> _Instructions for the task_
Select lines where the word "affaires" appears.

───── The data ─────

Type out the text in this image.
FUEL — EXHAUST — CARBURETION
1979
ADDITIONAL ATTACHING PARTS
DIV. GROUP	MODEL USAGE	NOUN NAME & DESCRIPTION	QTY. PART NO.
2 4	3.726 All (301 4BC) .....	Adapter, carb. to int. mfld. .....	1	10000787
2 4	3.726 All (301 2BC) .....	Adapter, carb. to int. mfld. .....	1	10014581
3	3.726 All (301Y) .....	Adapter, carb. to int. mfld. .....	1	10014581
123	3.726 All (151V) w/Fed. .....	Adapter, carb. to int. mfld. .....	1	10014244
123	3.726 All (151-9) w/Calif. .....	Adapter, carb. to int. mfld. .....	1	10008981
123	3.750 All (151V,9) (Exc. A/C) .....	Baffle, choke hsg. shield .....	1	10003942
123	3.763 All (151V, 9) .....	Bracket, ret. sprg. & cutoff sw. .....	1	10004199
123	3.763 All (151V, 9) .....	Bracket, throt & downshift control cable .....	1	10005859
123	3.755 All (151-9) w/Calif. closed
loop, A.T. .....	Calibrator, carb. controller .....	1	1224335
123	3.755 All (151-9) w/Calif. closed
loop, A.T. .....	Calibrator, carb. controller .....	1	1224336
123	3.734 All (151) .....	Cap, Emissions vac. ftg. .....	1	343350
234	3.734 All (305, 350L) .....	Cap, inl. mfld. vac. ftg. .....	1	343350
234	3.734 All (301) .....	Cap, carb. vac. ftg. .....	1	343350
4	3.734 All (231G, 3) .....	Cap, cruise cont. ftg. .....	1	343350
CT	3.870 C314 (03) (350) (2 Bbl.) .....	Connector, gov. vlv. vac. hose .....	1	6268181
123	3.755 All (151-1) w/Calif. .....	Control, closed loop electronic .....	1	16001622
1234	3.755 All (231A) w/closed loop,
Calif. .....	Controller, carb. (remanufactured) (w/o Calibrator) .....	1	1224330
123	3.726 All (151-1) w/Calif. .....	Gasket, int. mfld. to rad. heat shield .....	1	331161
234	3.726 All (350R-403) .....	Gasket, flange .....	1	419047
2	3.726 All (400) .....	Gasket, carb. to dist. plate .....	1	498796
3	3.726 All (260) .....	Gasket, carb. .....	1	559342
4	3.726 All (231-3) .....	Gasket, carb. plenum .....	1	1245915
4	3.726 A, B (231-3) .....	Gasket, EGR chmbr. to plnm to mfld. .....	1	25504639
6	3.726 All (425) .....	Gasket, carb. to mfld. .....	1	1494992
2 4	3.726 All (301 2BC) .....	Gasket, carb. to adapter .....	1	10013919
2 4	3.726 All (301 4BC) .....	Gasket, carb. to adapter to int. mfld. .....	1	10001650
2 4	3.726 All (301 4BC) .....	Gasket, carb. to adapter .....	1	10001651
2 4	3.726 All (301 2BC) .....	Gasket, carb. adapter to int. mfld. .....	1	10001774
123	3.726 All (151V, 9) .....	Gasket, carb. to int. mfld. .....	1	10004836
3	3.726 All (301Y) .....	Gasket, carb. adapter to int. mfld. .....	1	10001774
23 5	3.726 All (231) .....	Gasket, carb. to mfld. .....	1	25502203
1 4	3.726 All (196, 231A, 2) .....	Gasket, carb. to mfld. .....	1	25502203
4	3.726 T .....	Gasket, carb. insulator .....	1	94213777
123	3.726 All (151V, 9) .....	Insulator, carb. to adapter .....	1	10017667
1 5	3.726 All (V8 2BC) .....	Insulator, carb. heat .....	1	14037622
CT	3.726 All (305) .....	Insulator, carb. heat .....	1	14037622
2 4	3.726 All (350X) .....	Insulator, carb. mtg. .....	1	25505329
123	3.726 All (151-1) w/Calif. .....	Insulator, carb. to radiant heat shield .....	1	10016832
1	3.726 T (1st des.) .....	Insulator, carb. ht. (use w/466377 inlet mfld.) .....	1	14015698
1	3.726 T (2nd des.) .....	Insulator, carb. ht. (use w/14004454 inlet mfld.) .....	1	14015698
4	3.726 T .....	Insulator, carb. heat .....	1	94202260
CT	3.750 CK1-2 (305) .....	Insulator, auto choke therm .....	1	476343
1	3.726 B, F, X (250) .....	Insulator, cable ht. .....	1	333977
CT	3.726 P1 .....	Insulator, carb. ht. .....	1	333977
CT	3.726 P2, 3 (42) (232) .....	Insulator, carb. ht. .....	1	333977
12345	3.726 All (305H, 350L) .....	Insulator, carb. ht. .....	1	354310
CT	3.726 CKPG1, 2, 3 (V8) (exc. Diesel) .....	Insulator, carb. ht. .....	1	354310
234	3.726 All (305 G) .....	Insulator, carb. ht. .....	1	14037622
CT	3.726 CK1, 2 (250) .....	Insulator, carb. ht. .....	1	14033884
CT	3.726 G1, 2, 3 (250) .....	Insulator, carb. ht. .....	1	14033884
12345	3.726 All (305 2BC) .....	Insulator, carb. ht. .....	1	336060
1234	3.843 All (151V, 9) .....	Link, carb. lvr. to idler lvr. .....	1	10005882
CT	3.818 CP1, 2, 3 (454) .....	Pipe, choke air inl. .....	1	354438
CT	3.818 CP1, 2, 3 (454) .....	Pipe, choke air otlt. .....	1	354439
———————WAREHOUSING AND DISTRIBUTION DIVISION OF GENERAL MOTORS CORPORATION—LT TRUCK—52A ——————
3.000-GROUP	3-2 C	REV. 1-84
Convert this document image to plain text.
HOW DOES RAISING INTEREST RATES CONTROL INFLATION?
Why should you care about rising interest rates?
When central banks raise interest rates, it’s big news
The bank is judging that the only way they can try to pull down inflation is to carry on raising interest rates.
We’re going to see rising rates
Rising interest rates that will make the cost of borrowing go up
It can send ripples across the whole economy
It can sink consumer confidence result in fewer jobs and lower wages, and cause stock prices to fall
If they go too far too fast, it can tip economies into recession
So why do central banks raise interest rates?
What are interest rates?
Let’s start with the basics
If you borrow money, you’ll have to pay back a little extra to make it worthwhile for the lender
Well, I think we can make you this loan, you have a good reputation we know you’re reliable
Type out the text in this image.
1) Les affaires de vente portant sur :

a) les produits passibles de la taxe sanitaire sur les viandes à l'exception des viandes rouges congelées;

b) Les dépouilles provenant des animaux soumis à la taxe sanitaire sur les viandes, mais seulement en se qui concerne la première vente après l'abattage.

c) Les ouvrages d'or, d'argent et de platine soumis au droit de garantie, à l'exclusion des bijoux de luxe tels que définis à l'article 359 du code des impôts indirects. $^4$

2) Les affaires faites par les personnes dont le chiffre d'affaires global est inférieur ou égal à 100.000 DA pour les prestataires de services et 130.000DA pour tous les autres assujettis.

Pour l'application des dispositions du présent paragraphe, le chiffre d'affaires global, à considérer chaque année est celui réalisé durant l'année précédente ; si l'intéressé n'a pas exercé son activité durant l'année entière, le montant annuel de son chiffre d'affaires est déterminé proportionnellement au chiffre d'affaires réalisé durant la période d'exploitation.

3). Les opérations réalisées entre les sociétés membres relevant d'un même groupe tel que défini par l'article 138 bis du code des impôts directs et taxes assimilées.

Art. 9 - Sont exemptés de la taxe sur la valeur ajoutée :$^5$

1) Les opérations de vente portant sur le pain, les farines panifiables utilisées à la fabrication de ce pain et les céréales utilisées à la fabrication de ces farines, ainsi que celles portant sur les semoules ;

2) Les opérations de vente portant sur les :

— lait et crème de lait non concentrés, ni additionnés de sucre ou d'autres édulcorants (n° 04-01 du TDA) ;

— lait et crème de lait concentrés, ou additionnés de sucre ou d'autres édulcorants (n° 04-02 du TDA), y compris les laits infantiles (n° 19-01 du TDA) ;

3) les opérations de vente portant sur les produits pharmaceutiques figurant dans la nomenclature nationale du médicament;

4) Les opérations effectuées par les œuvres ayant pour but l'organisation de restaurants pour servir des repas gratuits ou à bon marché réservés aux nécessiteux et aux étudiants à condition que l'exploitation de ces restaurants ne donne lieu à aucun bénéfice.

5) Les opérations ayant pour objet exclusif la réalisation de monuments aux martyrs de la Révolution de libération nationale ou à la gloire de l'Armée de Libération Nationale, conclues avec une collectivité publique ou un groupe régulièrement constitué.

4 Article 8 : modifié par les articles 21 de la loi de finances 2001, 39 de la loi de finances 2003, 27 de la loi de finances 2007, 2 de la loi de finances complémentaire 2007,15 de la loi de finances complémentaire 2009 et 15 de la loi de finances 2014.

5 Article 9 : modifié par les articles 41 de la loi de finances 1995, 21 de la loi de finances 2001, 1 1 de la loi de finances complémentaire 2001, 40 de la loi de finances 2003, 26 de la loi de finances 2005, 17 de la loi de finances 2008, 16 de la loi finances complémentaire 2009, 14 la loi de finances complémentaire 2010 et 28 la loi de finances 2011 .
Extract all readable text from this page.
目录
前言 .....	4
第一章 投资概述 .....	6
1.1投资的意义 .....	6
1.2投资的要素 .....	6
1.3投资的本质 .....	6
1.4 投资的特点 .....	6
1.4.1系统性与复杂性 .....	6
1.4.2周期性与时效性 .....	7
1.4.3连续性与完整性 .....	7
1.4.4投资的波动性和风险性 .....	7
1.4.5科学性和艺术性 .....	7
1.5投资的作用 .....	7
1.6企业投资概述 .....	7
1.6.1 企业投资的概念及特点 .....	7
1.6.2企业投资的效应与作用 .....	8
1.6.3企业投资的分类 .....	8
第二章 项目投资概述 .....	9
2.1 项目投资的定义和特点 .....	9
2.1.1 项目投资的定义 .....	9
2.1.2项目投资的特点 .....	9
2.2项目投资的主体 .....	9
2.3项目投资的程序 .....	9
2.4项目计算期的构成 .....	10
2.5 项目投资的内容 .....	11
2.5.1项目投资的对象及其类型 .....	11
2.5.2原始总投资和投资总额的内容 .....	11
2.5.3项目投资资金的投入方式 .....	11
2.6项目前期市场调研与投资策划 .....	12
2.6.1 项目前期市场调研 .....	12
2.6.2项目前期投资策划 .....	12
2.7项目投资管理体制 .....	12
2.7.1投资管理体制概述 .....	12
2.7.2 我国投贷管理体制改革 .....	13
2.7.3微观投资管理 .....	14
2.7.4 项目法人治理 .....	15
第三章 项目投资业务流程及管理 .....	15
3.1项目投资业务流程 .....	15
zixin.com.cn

─────

> _Answer for this exercise_
1) Les affaires de vente portant sur :
2) Les affaires faites par les personnes dont le chiffre d'affaires global est inférieur ou égal à 100.000 DA pour les prestataires de services et 130.000DA pour tous les autres assujettis.
Pour l'application des dispositions du présent paragraphe, le chiffre d'affaires global, à considérer chaque année est celui réalisé durant l'année précédente ; si l'intéressé n'a pas exercé son activité durant l'année entière, le montant annuel de son chiffre d'affaires est déterminé proportionnellement au chiffre d'affaires réalisé durant la période d'exploitation.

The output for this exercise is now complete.